> **TASK INSTRUCTIONS**: Write every entry out again exactly, please, and skip the pictures.
:: EXTRACTED DATA
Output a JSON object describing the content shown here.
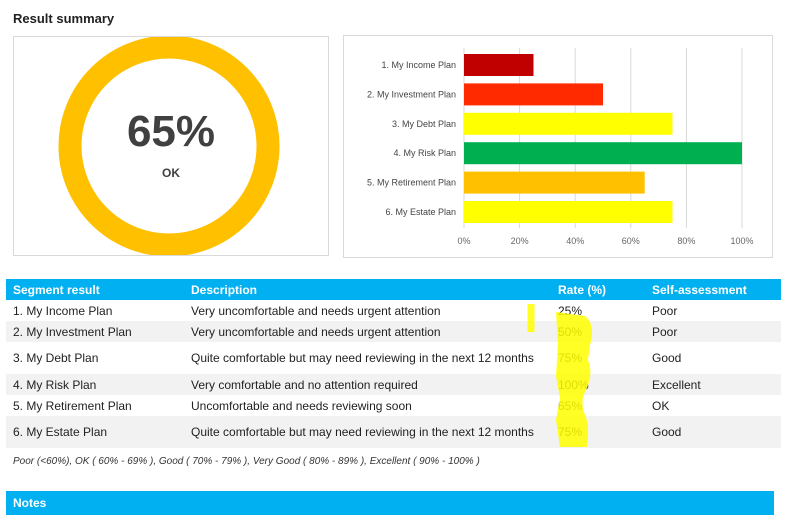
{
  "title": "Result summary",
  "summary": {
    "percent": "65%",
    "label": "OK",
    "value": 65,
    "ring_color": "#ffc000"
  },
  "chart_data": {
    "type": "bar",
    "orientation": "horizontal",
    "categories": [
      "1. My Income Plan",
      "2. My Investment Plan",
      "3. My Debt Plan",
      "4. My Risk Plan",
      "5. My Retirement Plan",
      "6. My Estate Plan"
    ],
    "values": [
      25,
      50,
      75,
      100,
      65,
      75
    ],
    "colors": [
      "#c00000",
      "#ff2a00",
      "#ffff00",
      "#00b050",
      "#ffc000",
      "#ffff00"
    ],
    "xlim": [
      0,
      100
    ],
    "xticks": [
      "0%",
      "20%",
      "40%",
      "60%",
      "80%",
      "100%"
    ],
    "grid": true
  },
  "table": {
    "headers": [
      "Segment result",
      "Description",
      "Rate (%)",
      "Self-assessment"
    ],
    "rows": [
      [
        "1. My Income Plan",
        "Very uncomfortable and needs urgent attention",
        "25%",
        "Poor"
      ],
      [
        "2. My Investment Plan",
        "Very uncomfortable and needs urgent attention",
        "50%",
        "Poor"
      ],
      [
        "3. My Debt Plan",
        "Quite comfortable but may need reviewing in the next 12 months",
        "75%",
        "Good"
      ],
      [
        "4. My Risk Plan",
        "Very comfortable and no attention required",
        "100%",
        "Excellent"
      ],
      [
        "5. My Retirement Plan",
        "Uncomfortable and needs reviewing soon",
        "65%",
        "OK"
      ],
      [
        "6. My Estate Plan",
        "Quite comfortable but may need reviewing in the next 12 months",
        "75%",
        "Good"
      ]
    ]
  },
  "legend": "Poor (<60%), OK ( 60% - 69% ), Good ( 70% - 79% ), Very Good ( 80% - 89% ), Excellent ( 90% - 100% )",
  "notes": "Notes"
}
::::
> **TASK RESULT**:
Output a JSON object describing the content shown here.
{
  "title": "Result summary",
  "summary": {
    "percent": "65%",
    "label": "OK",
    "value": 65,
    "ring_color": "#ffc000"
  },
  "chart_data": {
    "type": "bar",
    "orientation": "horizontal",
    "categories": [
      "1. My Income Plan",
      "2. My Investment Plan",
      "3. My Debt Plan",
      "4. My Risk Plan",
      "5. My Retirement Plan",
      "6. My Estate Plan"
    ],
    "values": [
      25,
      50,
      75,
      100,
      65,
      75
    ],
    "colors": [
      "#c00000",
      "#ff2a00",
      "#ffff00",
      "#00b050",
      "#ffc000",
      "#ffff00"
    ],
    "xlim": [
      0,
      100
    ],
    "xticks": [
      "0%",
      "20%",
      "40%",
      "60%",
      "80%",
      "100%"
    ],
    "grid": true
  },
  "table": {
    "headers": [
      "Segment result",
      "Description",
      "Rate (%)",
      "Self-assessment"
    ],
    "rows": [
      [
        "1. My Income Plan",
        "Very uncomfortable and needs urgent attention",
        "25%",
        "Poor"
      ],
      [
        "2. My Investment Plan",
        "Very uncomfortable and needs urgent attention",
        "50%",
        "Poor"
      ],
      [
        "3. My Debt Plan",
        "Quite comfortable but may need reviewing in the next 12 months",
        "75%",
        "Good"
      ],
      [
        "4. My Risk Plan",
        "Very comfortable and no attention required",
        "100%",
        "Excellent"
      ],
      [
        "5. My Retirement Plan",
        "Uncomfortable and needs reviewing soon",
        "65%",
        "OK"
      ],
      [
        "6. My Estate Plan",
        "Quite comfortable but may need reviewing in the next 12 months",
        "75%",
        "Good"
      ]
    ]
  },
  "legend": "Poor (<60%), OK ( 60% - 69% ), Good ( 70% - 79% ), Very Good ( 80% - 89% ), Excellent ( 90% - 100% )",
  "notes": "Notes"
}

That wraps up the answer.